-- Problem --
Repeat the listing in full, exactly as it stands.

-- Provided data --
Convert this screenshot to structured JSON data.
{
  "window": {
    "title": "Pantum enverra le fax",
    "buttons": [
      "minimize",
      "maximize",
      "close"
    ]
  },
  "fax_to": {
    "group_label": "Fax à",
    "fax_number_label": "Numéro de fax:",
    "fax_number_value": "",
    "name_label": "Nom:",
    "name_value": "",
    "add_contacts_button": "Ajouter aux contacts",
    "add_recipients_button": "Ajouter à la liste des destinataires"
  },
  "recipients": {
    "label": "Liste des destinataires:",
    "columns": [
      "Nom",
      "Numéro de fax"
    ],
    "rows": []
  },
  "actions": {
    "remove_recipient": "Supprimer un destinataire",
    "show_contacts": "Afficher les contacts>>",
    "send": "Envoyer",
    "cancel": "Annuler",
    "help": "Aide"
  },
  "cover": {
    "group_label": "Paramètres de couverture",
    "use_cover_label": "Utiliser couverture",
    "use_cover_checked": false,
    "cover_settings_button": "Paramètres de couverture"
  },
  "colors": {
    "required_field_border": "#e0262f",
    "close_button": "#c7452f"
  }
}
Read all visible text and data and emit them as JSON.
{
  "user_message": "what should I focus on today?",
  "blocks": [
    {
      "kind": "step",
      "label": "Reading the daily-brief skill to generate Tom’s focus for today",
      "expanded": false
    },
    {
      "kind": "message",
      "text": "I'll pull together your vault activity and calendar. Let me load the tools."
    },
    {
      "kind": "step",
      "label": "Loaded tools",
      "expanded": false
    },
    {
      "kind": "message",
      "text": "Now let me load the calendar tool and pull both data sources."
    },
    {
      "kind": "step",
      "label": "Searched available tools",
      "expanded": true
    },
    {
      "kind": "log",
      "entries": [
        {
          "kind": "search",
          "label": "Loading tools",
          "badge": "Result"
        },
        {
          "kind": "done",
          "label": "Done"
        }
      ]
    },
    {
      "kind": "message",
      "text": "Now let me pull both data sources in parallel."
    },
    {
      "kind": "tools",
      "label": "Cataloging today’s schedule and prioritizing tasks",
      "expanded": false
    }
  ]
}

-- Answer for the task --
Convert this screenshot to structured JSON data.
{
  "window": {
    "title": "Pantum enverra le fax",
    "buttons": [
      "minimize",
      "maximize",
      "close"
    ]
  },
  "fax_to": {
    "group_label": "Fax à",
    "fax_number_label": "Numéro de fax:",
    "fax_number_value": "",
    "name_label": "Nom:",
    "name_value": "",
    "add_contacts_button": "Ajouter aux contacts",
    "add_recipients_button": "Ajouter à la liste des destinataires"
  },
  "recipients": {
    "label": "Liste des destinataires:",
    "columns": [
      "Nom",
      "Numéro de fax"
    ],
    "rows": []
  },
  "actions": {
    "remove_recipient": "Supprimer un destinataire",
    "show_contacts": "Afficher les contacts>>",
    "send": "Envoyer",
    "cancel": "Annuler",
    "help": "Aide"
  },
  "cover": {
    "group_label": "Paramètres de couverture",
    "use_cover_label": "Utiliser couverture",
    "use_cover_checked": false,
    "cover_settings_button": "Paramètres de couverture"
  },
  "colors": {
    "required_field_border": "#e0262f",
    "close_button": "#c7452f"
  }
}
Read all visible text and data and emit them as JSON.
{
  "user_message": "what should I focus on today?",
  "blocks": [
    {
      "kind": "step",
      "label": "Reading the daily-brief skill to generate Tom’s focus for today",
      "expanded": false
    },
    {
      "kind": "message",
      "text": "I'll pull together your vault activity and calendar. Let me load the tools."
    },
    {
      "kind": "step",
      "label": "Loaded tools",
      "expanded": false
    },
    {
      "kind": "message",
      "text": "Now let me load the calendar tool and pull both data sources."
    },
    {
      "kind": "step",
      "label": "Searched available tools",
      "expanded": true
    },
    {
      "kind": "log",
      "entries": [
        {
          "kind": "search",
          "label": "Loading tools",
          "badge": "Result"
        },
        {
          "kind": "done",
          "label": "Done"
        }
      ]
    },
    {
      "kind": "message",
      "text": "Now let me pull both data sources in parallel."
    },
    {
      "kind": "tools",
      "label": "Cataloging today’s schedule and prioritizing tasks",
      "expanded": false
    }
  ]
}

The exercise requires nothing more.